— start Records supplied —

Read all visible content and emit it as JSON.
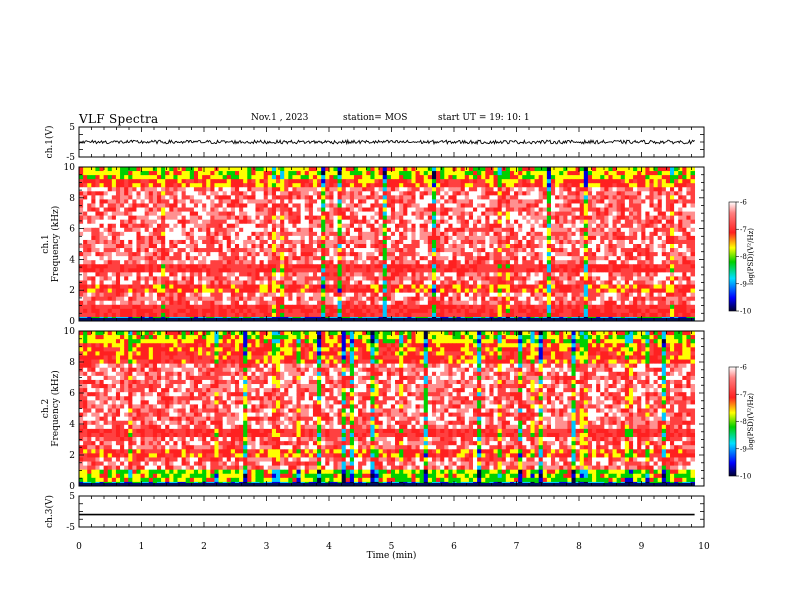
{
  "header": {
    "title": "VLF Spectra",
    "date": "Nov.1 , 2023",
    "station": "station= MOS",
    "start": "start UT = 19: 10: 1"
  },
  "chart_data": [
    {
      "type": "line",
      "panel": "ch1-waveform",
      "ylabel": "ch.1(V)",
      "ylim": [
        -5,
        5
      ],
      "yticks": [
        "5",
        "-5"
      ],
      "xlim": [
        0,
        9.85
      ],
      "series": [
        {
          "values_level": 0.0,
          "noise_amplitude": 0.6
        }
      ]
    },
    {
      "type": "heatmap",
      "panel": "ch1-spectrogram",
      "ylabel": "ch.1\nFrequency (kHz)",
      "ylim": [
        0,
        10
      ],
      "yticks": [
        "0",
        "2",
        "4",
        "6",
        "8",
        "10"
      ],
      "xlim": [
        0,
        9.85
      ],
      "colorbar": {
        "label": "log(PSD)(V²/Hz)",
        "range": [
          -10,
          -6
        ],
        "ticks": [
          "-6",
          "-7",
          "-8",
          "-9",
          "-10"
        ]
      }
    },
    {
      "type": "heatmap",
      "panel": "ch2-spectrogram",
      "ylabel": "ch.2\nFrequency (kHz)",
      "ylim": [
        0,
        10
      ],
      "yticks": [
        "0",
        "2",
        "4",
        "6",
        "8",
        "10"
      ],
      "xlim": [
        0,
        9.85
      ],
      "colorbar": {
        "label": "log(PSD)(V²/Hz)",
        "range": [
          -10,
          -6
        ],
        "ticks": [
          "-6",
          "-7",
          "-8",
          "-9",
          "-10"
        ]
      }
    },
    {
      "type": "line",
      "panel": "ch3-waveform",
      "ylabel": "ch.3(V)",
      "ylim": [
        -5,
        5
      ],
      "yticks": [
        "5",
        "-5"
      ],
      "xlim": [
        0,
        9.85
      ],
      "series": [
        {
          "values_level": -1.0,
          "noise_amplitude": 0.0
        }
      ]
    }
  ],
  "xaxis": {
    "label": "Time (min)",
    "range": [
      0,
      10
    ],
    "ticks": [
      "0",
      "1",
      "2",
      "3",
      "4",
      "5",
      "6",
      "7",
      "8",
      "9",
      "10"
    ]
  },
  "colors": {
    "axis": "#000000",
    "red": "#ff2020",
    "yellow": "#ffff00",
    "green": "#00d000",
    "cyan": "#00e0ff",
    "blue": "#0000e0"
  }
}
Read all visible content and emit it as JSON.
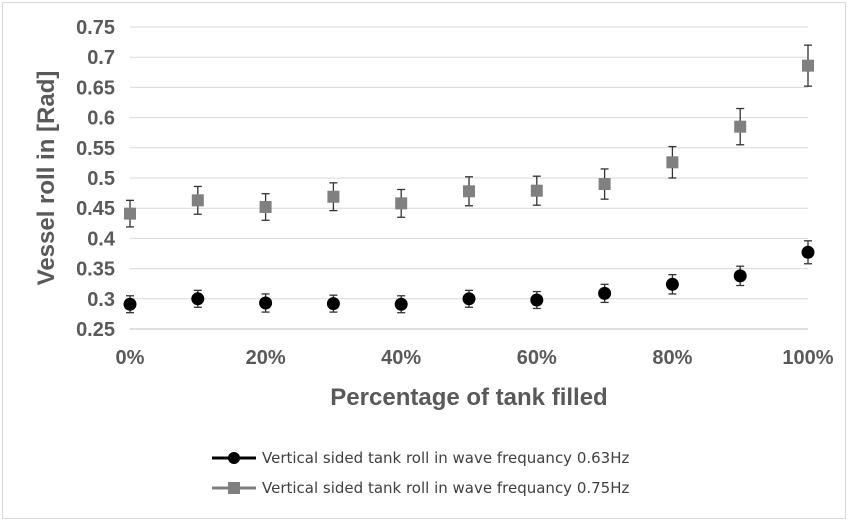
{
  "chart_data": {
    "type": "scatter",
    "title": "",
    "xlabel": "Percentage of tank filled",
    "ylabel": "Vessel roll in [Rad]",
    "x": [
      0,
      10,
      20,
      30,
      40,
      50,
      60,
      70,
      80,
      90,
      100
    ],
    "x_tick_labels": [
      "0%",
      "20%",
      "40%",
      "60%",
      "80%",
      "100%"
    ],
    "x_tick_values": [
      0,
      20,
      40,
      60,
      80,
      100
    ],
    "y_tick_labels": [
      "0.25",
      "0.3",
      "0.35",
      "0.4",
      "0.45",
      "0.5",
      "0.55",
      "0.6",
      "0.65",
      "0.7",
      "0.75"
    ],
    "xlim": [
      0,
      100
    ],
    "ylim": [
      0.25,
      0.75
    ],
    "grid": "horizontal",
    "legend_position": "bottom",
    "series": [
      {
        "name": "Vertical sided tank roll in wave frequancy 0.63Hz",
        "marker": "circle",
        "color": "#000000",
        "values": [
          0.291,
          0.3,
          0.293,
          0.292,
          0.291,
          0.3,
          0.298,
          0.309,
          0.324,
          0.338,
          0.377
        ],
        "errors": [
          0.014,
          0.014,
          0.015,
          0.014,
          0.014,
          0.014,
          0.014,
          0.015,
          0.016,
          0.016,
          0.019
        ]
      },
      {
        "name": "Vertical sided tank roll in wave frequancy 0.75Hz",
        "marker": "square",
        "color": "#808080",
        "values": [
          0.441,
          0.463,
          0.452,
          0.469,
          0.458,
          0.478,
          0.479,
          0.49,
          0.526,
          0.585,
          0.686
        ],
        "errors": [
          0.022,
          0.023,
          0.022,
          0.023,
          0.023,
          0.024,
          0.024,
          0.025,
          0.026,
          0.03,
          0.034
        ]
      }
    ]
  }
}
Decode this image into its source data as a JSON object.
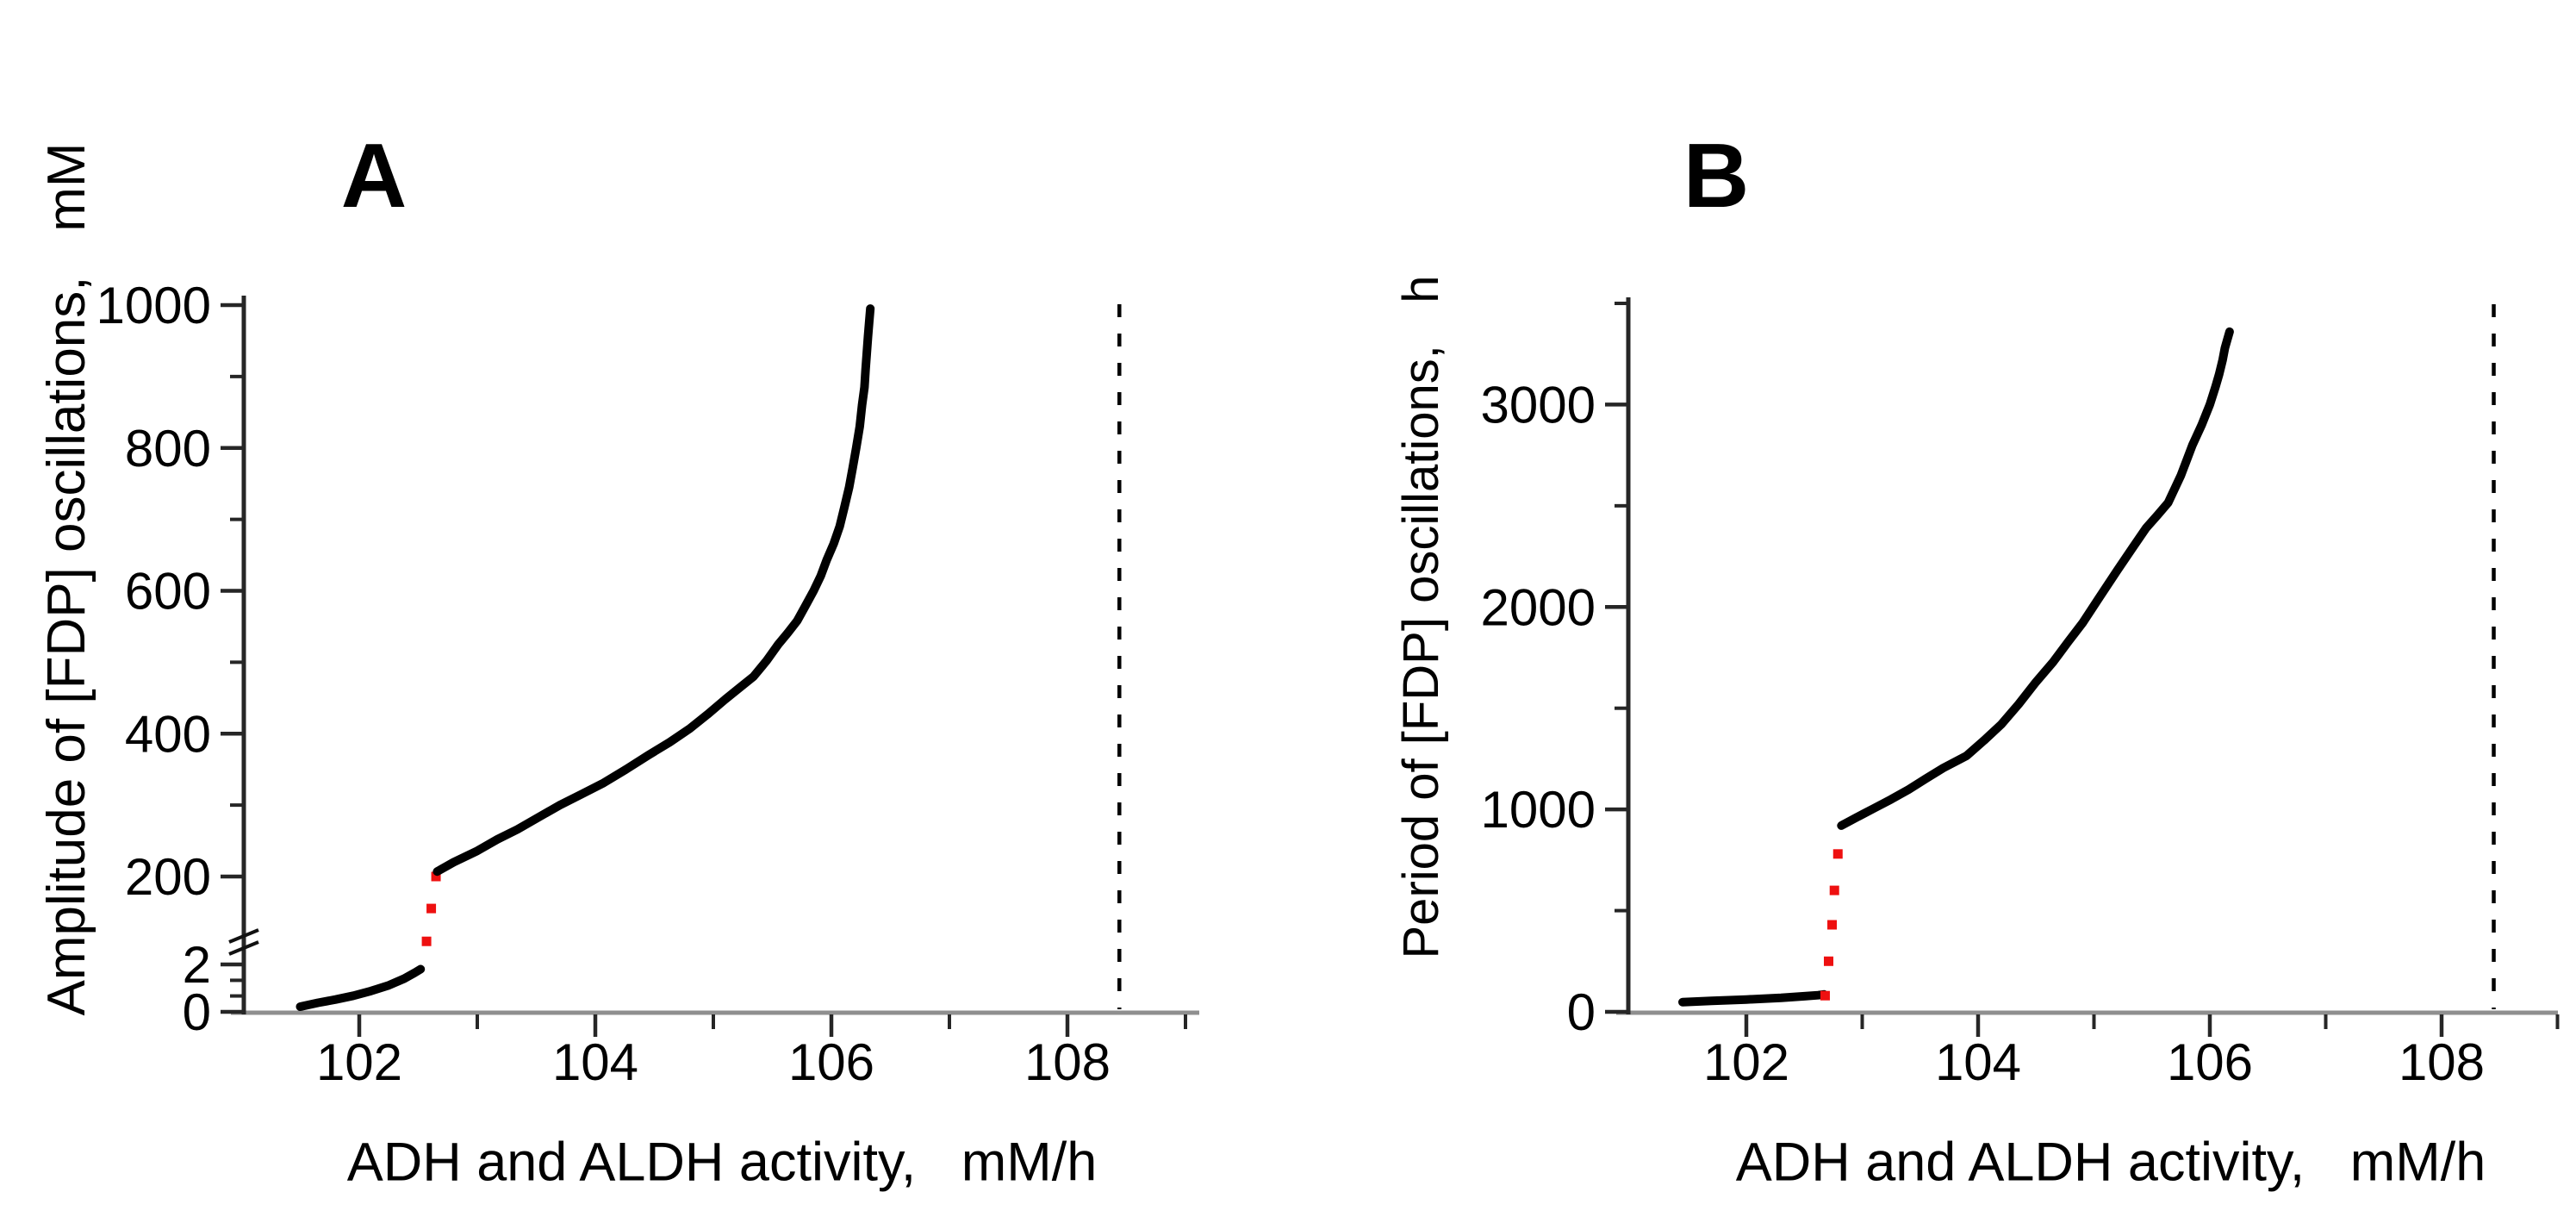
{
  "background": "#ffffff",
  "colors": {
    "curve": "#000000",
    "unstable_branch": "#ee1010",
    "x_axis_line": "#8f8f8f",
    "y_axis_line": "#262626",
    "tick": "#262626",
    "dashed_line": "#000000",
    "text": "#000000"
  },
  "chart_data": [
    {
      "type": "scatter",
      "panel_label": "A",
      "xlabel": "ADH and ALDH activity,   mM/h",
      "ylabel": "Amplitude of [FDP] oscillations,   mM",
      "x_range": [
        101.0,
        109.1
      ],
      "x_ticks": [
        102,
        104,
        106,
        108
      ],
      "x_minor_ticks": [
        103,
        105,
        107,
        109
      ],
      "y_axis_break": true,
      "y_segments": [
        {
          "range": [
            0,
            2
          ],
          "ticks": [
            0,
            2
          ],
          "minor_ticks": [
            0.67,
            1.33
          ]
        },
        {
          "range": [
            200,
            1000
          ],
          "ticks": [
            200,
            400,
            600,
            800,
            1000
          ],
          "minor_ticks": [
            300,
            500,
            700,
            900
          ]
        }
      ],
      "dashed_vline_x": 108.44,
      "series": [
        {
          "name": "stable-lower-branch",
          "color": "#000000",
          "style": "line",
          "points": [
            [
              101.5,
              0.22
            ],
            [
              101.65,
              0.38
            ],
            [
              101.8,
              0.52
            ],
            [
              101.95,
              0.68
            ],
            [
              102.1,
              0.88
            ],
            [
              102.25,
              1.12
            ],
            [
              102.38,
              1.4
            ],
            [
              102.47,
              1.65
            ],
            [
              102.52,
              1.8
            ]
          ]
        },
        {
          "name": "unstable-branch",
          "color": "#ee1010",
          "style": "dots",
          "points": [
            [
              102.57,
              54
            ],
            [
              102.61,
              128
            ],
            [
              102.65,
              200
            ]
          ]
        },
        {
          "name": "stable-upper-branch",
          "color": "#000000",
          "style": "line",
          "points": [
            [
              102.66,
              207
            ],
            [
              102.8,
              220
            ],
            [
              103.0,
              236
            ],
            [
              103.17,
              252
            ],
            [
              103.34,
              266
            ],
            [
              103.52,
              283
            ],
            [
              103.7,
              300
            ],
            [
              103.88,
              315
            ],
            [
              104.07,
              331
            ],
            [
              104.26,
              350
            ],
            [
              104.45,
              370
            ],
            [
              104.63,
              388
            ],
            [
              104.8,
              407
            ],
            [
              104.95,
              427
            ],
            [
              105.1,
              448
            ],
            [
              105.22,
              464
            ],
            [
              105.34,
              480
            ],
            [
              105.45,
              502
            ],
            [
              105.55,
              525
            ],
            [
              105.63,
              541
            ],
            [
              105.71,
              558
            ],
            [
              105.78,
              579
            ],
            [
              105.85,
              600
            ],
            [
              105.91,
              621
            ],
            [
              105.96,
              643
            ],
            [
              106.02,
              666
            ],
            [
              106.07,
              690
            ],
            [
              106.11,
              717
            ],
            [
              106.15,
              745
            ],
            [
              106.18,
              772
            ],
            [
              106.21,
              800
            ],
            [
              106.24,
              830
            ],
            [
              106.26,
              860
            ],
            [
              106.28,
              885
            ],
            [
              106.29,
              910
            ],
            [
              106.3,
              933
            ],
            [
              106.31,
              956
            ],
            [
              106.32,
              975
            ],
            [
              106.33,
              995
            ]
          ]
        }
      ]
    },
    {
      "type": "scatter",
      "panel_label": "B",
      "xlabel": "ADH and ALDH activity,   mM/h",
      "ylabel": "Period of [FDP] oscillations,   h",
      "x_range": [
        101.0,
        109.1
      ],
      "x_ticks": [
        102,
        104,
        106,
        108
      ],
      "x_minor_ticks": [
        103,
        105,
        107,
        109
      ],
      "y_axis_break": false,
      "y_segments": [
        {
          "range": [
            0,
            3500
          ],
          "ticks": [
            0,
            1000,
            2000,
            3000
          ],
          "minor_ticks": [
            500,
            1500,
            2500,
            3500
          ]
        }
      ],
      "dashed_vline_x": 108.45,
      "series": [
        {
          "name": "stable-lower-branch",
          "color": "#000000",
          "style": "line",
          "points": [
            [
              101.45,
              48
            ],
            [
              101.7,
              54
            ],
            [
              102.0,
              61
            ],
            [
              102.3,
              69
            ],
            [
              102.5,
              77
            ],
            [
              102.62,
              82
            ],
            [
              102.67,
              86
            ]
          ]
        },
        {
          "name": "unstable-branch",
          "color": "#ee1010",
          "style": "dots",
          "points": [
            [
              102.68,
              80
            ],
            [
              102.71,
              250
            ],
            [
              102.74,
              430
            ],
            [
              102.76,
              600
            ],
            [
              102.79,
              780
            ]
          ]
        },
        {
          "name": "stable-upper-branch",
          "color": "#000000",
          "style": "line",
          "points": [
            [
              102.82,
              920
            ],
            [
              102.95,
              960
            ],
            [
              103.1,
              1005
            ],
            [
              103.25,
              1050
            ],
            [
              103.4,
              1098
            ],
            [
              103.55,
              1152
            ],
            [
              103.7,
              1205
            ],
            [
              103.9,
              1265
            ],
            [
              104.05,
              1340
            ],
            [
              104.2,
              1420
            ],
            [
              104.35,
              1520
            ],
            [
              104.5,
              1630
            ],
            [
              104.65,
              1730
            ],
            [
              104.78,
              1830
            ],
            [
              104.9,
              1920
            ],
            [
              105.05,
              2050
            ],
            [
              105.2,
              2180
            ],
            [
              105.33,
              2290
            ],
            [
              105.45,
              2390
            ],
            [
              105.55,
              2455
            ],
            [
              105.64,
              2515
            ],
            [
              105.75,
              2650
            ],
            [
              105.85,
              2800
            ],
            [
              105.93,
              2900
            ],
            [
              106.0,
              3000
            ],
            [
              106.05,
              3090
            ],
            [
              106.08,
              3150
            ],
            [
              106.11,
              3220
            ],
            [
              106.13,
              3280
            ],
            [
              106.15,
              3320
            ],
            [
              106.17,
              3360
            ]
          ]
        }
      ]
    }
  ]
}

— end Records supplied —

- [What is required]: Of all the lines in the entries, how many contain the word "oscillations"? Give only the number.

- [Full answer]: 2